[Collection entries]
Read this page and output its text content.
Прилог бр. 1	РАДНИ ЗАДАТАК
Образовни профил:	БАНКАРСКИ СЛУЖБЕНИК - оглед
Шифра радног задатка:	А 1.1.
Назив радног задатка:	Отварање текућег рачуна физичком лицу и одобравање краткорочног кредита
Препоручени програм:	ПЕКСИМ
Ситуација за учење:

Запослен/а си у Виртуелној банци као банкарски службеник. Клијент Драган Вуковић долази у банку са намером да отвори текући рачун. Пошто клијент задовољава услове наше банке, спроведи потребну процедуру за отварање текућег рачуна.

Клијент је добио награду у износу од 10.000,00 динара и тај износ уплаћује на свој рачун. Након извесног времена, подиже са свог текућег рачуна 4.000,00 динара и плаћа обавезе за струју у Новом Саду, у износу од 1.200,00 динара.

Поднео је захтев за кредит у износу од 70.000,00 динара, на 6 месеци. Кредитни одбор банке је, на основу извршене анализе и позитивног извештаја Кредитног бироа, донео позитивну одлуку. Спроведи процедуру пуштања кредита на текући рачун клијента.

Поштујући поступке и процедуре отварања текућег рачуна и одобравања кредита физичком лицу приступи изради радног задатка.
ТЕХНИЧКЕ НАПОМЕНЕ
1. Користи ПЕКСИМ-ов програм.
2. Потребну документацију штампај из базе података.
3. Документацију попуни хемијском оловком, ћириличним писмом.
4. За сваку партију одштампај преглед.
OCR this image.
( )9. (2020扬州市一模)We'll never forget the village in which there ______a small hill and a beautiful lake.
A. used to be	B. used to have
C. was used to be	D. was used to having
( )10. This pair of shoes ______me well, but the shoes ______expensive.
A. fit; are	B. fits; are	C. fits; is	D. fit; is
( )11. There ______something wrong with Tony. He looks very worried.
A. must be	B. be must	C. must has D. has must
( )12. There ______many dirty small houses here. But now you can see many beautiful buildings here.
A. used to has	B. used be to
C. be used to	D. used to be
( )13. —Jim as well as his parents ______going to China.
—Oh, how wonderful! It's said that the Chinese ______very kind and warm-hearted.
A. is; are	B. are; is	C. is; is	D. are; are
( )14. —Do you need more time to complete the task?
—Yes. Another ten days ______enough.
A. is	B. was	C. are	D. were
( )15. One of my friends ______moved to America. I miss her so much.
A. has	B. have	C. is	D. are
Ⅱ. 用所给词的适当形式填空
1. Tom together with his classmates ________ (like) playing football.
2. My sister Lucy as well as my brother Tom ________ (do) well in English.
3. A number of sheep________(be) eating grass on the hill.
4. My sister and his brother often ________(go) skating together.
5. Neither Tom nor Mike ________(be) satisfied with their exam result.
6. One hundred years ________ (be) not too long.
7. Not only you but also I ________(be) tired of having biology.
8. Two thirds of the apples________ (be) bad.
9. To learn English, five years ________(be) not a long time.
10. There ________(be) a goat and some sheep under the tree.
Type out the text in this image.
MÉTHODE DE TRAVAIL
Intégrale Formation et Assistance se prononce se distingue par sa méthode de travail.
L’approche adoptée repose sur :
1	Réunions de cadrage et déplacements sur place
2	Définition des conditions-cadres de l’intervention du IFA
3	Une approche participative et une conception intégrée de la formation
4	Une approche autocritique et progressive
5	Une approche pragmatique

- _Given exercise_: All lines above containing the string "text" are to be collected.

- _Task result_:
Read this page and output its text content.
Type out the text in this image.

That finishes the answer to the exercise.